**TASK REQUIREMENTS:** Check every line of the data for the string "this" and copy the ones that have it.

**RECORDS SUPPLIED:**
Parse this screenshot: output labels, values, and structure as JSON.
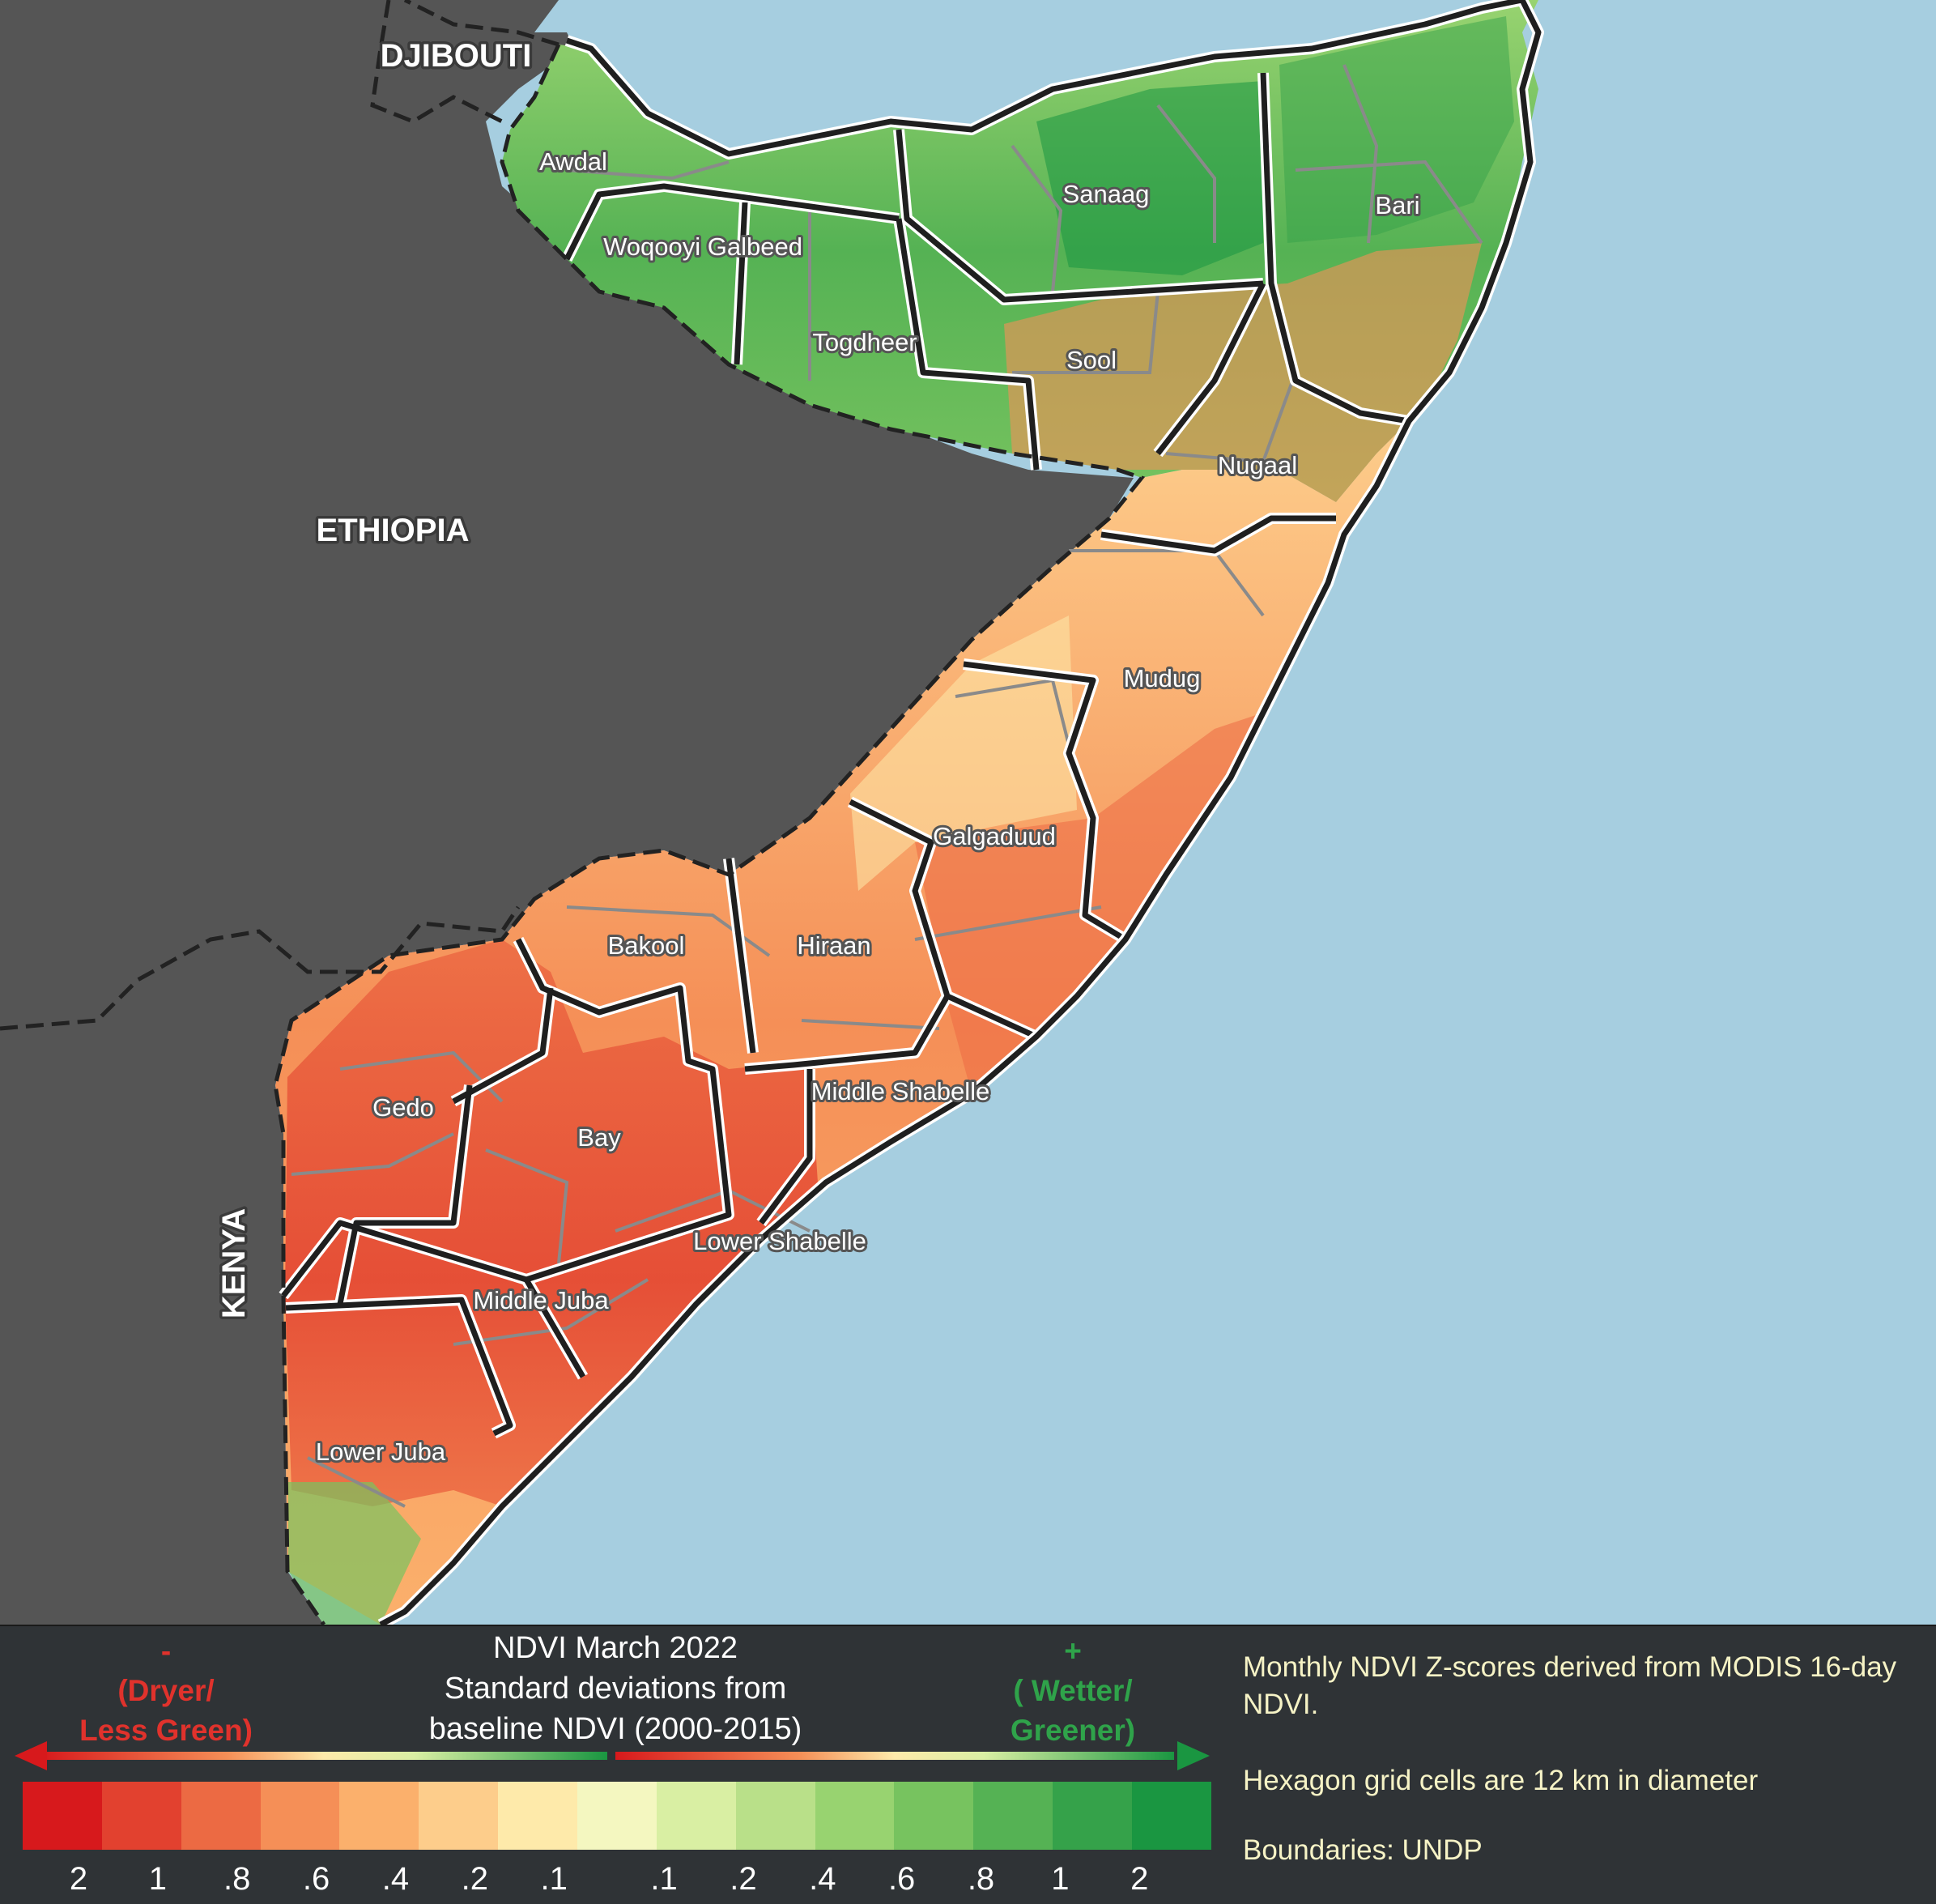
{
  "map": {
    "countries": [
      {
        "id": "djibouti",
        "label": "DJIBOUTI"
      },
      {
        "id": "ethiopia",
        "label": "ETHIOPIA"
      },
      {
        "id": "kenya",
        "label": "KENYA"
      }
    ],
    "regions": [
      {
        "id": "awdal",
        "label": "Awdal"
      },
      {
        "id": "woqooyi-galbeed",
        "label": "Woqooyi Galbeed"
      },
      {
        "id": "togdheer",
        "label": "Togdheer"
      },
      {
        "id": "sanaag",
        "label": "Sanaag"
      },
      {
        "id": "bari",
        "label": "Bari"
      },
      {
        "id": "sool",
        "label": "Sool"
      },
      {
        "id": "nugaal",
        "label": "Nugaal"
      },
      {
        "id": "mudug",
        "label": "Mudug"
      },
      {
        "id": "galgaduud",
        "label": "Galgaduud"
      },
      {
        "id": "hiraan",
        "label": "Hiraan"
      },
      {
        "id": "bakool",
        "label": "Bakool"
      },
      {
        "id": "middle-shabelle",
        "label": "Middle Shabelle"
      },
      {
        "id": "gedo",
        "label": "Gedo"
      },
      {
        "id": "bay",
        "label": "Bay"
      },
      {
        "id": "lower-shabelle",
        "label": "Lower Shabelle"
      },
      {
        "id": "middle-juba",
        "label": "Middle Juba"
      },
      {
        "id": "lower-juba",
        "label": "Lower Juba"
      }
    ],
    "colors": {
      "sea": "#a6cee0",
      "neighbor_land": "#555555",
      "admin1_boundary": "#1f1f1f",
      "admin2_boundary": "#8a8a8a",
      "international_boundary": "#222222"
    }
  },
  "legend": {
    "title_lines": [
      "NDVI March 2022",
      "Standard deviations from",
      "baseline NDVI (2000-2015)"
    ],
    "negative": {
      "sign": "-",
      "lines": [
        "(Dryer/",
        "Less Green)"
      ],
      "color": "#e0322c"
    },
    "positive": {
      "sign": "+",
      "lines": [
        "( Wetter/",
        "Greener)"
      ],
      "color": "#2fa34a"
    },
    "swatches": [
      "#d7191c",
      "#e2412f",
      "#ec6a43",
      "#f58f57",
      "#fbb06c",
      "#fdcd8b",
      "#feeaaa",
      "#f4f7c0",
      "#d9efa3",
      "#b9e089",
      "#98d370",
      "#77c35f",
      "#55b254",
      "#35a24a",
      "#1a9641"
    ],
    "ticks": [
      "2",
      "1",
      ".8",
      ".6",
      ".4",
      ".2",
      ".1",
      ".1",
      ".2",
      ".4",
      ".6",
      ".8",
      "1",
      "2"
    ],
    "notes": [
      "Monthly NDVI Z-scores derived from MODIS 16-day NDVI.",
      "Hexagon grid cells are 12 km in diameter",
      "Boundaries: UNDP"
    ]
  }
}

---

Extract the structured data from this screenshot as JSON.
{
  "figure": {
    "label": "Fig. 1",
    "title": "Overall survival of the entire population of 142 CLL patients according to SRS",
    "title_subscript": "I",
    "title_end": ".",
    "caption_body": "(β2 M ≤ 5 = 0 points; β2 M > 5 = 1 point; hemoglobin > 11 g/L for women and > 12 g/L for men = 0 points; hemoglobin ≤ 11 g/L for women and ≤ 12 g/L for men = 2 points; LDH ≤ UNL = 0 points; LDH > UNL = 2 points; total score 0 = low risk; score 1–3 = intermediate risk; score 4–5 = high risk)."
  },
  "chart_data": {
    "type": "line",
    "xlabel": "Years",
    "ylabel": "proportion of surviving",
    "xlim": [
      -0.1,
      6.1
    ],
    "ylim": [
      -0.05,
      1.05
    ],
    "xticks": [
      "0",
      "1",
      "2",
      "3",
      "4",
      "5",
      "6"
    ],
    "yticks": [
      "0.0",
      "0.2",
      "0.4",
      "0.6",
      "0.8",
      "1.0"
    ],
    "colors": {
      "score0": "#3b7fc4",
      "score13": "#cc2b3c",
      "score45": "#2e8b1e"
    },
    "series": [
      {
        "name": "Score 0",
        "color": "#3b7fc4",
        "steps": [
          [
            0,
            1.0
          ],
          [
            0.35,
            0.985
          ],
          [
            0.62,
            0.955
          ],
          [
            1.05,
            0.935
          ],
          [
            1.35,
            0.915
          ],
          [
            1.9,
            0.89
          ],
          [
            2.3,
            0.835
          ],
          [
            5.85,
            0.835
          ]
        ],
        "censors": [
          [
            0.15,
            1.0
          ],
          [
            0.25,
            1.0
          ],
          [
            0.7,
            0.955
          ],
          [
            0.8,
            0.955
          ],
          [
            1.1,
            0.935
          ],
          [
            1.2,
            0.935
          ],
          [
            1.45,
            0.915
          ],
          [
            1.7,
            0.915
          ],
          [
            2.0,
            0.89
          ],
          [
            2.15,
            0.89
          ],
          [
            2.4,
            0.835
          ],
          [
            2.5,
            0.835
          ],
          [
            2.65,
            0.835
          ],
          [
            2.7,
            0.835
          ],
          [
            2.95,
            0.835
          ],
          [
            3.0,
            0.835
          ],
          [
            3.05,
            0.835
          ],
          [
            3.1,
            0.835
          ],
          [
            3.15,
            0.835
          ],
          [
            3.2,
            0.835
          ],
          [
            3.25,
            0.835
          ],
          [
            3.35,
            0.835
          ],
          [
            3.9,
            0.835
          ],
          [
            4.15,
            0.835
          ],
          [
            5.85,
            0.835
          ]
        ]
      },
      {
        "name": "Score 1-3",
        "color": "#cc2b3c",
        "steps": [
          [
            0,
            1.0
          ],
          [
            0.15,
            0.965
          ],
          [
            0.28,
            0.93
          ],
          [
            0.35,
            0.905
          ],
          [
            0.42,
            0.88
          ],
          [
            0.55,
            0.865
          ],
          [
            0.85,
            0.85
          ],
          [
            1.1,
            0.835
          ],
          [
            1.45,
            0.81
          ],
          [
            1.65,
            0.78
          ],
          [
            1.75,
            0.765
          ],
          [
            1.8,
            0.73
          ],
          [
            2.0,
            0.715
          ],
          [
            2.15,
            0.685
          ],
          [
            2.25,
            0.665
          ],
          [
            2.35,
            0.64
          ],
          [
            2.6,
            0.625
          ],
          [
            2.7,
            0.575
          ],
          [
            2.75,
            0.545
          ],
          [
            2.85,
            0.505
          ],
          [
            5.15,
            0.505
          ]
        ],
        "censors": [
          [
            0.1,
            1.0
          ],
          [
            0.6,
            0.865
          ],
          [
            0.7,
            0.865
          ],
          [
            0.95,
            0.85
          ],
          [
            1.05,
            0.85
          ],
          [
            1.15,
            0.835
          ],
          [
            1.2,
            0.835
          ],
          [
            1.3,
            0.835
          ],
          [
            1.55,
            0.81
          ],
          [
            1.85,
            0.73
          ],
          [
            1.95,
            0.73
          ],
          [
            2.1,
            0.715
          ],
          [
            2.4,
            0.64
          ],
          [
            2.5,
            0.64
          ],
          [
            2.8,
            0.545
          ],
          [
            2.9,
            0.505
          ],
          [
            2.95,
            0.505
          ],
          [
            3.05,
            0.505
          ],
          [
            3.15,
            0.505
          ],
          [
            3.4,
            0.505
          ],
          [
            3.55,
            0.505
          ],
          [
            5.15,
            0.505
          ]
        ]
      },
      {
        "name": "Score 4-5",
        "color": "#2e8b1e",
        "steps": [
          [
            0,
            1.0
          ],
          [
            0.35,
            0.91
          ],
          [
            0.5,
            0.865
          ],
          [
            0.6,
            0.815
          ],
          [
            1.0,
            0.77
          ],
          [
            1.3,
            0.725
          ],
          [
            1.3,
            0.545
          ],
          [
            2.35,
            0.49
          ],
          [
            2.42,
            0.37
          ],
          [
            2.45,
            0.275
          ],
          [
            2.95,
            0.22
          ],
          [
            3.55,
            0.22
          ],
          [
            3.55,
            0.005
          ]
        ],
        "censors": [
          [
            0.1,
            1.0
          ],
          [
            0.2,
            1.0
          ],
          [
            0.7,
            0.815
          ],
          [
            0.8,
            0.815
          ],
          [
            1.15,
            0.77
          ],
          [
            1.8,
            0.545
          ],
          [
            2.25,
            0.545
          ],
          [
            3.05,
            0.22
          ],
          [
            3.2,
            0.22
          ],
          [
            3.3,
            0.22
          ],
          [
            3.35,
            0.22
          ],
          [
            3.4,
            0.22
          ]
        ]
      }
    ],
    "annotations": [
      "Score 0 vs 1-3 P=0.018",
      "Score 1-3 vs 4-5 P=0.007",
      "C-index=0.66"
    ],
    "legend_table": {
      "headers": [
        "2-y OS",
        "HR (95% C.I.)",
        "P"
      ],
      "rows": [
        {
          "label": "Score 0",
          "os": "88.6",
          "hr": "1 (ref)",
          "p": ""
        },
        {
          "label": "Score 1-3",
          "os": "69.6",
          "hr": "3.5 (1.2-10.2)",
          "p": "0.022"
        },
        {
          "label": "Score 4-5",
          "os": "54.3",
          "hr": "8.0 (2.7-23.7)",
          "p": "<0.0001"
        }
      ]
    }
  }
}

**OUTPUT OF THE EXERCISE:**
Parse this screenshot: output labels, values, and structure as JSON.
Extract the structured data from this screenshot as JSON.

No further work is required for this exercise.